*SHORT PROBLEM*: Repeat the material verbatim and drop the pictures.

*LISTING*:
[start]

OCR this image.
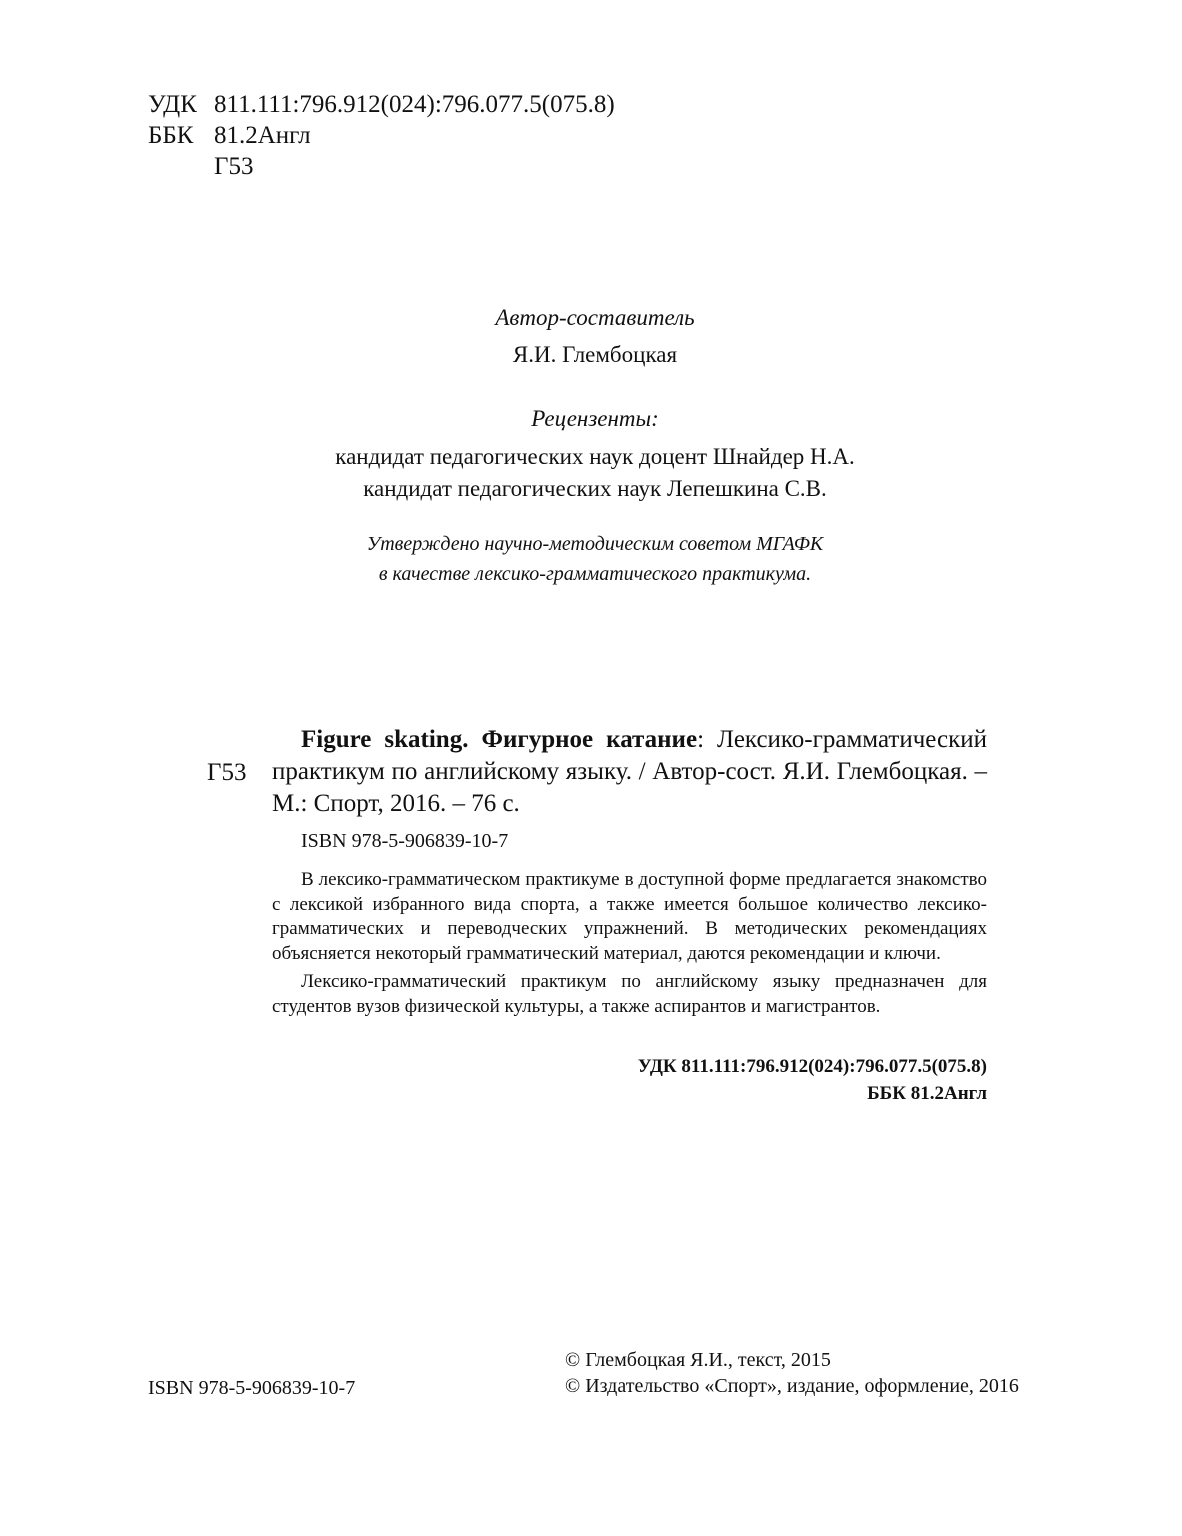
УДК 811.111:796.912(024):796.077.5(075.8)
ББК 81.2Англ
Г53
Автор-составитель
Я.И. Глембоцкая
Рецензенты:
кандидат педагогических наук доцент Шнайдер Н.А.
кандидат педагогических наук Лепешкина С.В.
Утверждено научно-методическим советом МГАФК
в качестве лексико-грамматического практикума.
Г53
Figure skating. Фигурное катание: Лексико-грамматический практикум по английскому языку. / Автор-сост. Я.И. Глембоцкая. – М.: Спорт, 2016. – 76 с.
ISBN 978-5-906839-10-7

В лексико-грамматическом практикуме в доступной форме предлагается знакомство с лексикой избранного вида спорта, а также имеется большое количество лексико-грамматических и переводческих упражнений. В методических рекомендациях объясняется некоторый грамматический материал, даются рекомендации и ключи.

Лексико-грамматический практикум по английскому языку предназначен для студентов вузов физической культуры, а также аспирантов и магистрантов.

УДК 811.111:796.912(024):796.077.5(075.8)
ББК 81.2Англ
ISBN 978-5-906839-10-7
© Глембоцкая Я.И., текст, 2015
© Издательство «Спорт», издание, оформление, 2016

[end]

*EXERCISE ANSWER*:
OCR this image.
УДК 811.111:796.912(024):796.077.5(075.8)
ББК 81.2Англ
Г53
Автор-составитель
Я.И. Глембоцкая
Рецензенты:
кандидат педагогических наук доцент Шнайдер Н.А.
кандидат педагогических наук Лепешкина С.В.
Утверждено научно-методическим советом МГАФК
в качестве лексико-грамматического практикума.
Г53
Figure skating. Фигурное катание: Лексико-грамматический практикум по английскому языку. / Автор-сост. Я.И. Глембоцкая. – М.: Спорт, 2016. – 76 с.
ISBN 978-5-906839-10-7

В лексико-грамматическом практикуме в доступной форме предлагается знакомство с лексикой избранного вида спорта, а также имеется большое количество лексико-грамматических и переводческих упражнений. В методических рекомендациях объясняется некоторый грамматический материал, даются рекомендации и ключи.

Лексико-грамматический практикум по английскому языку предназначен для студентов вузов физической культуры, а также аспирантов и магистрантов.

УДК 811.111:796.912(024):796.077.5(075.8)
ББК 81.2Англ
ISBN 978-5-906839-10-7
© Глембоцкая Я.И., текст, 2015
© Издательство «Спорт», издание, оформление, 2016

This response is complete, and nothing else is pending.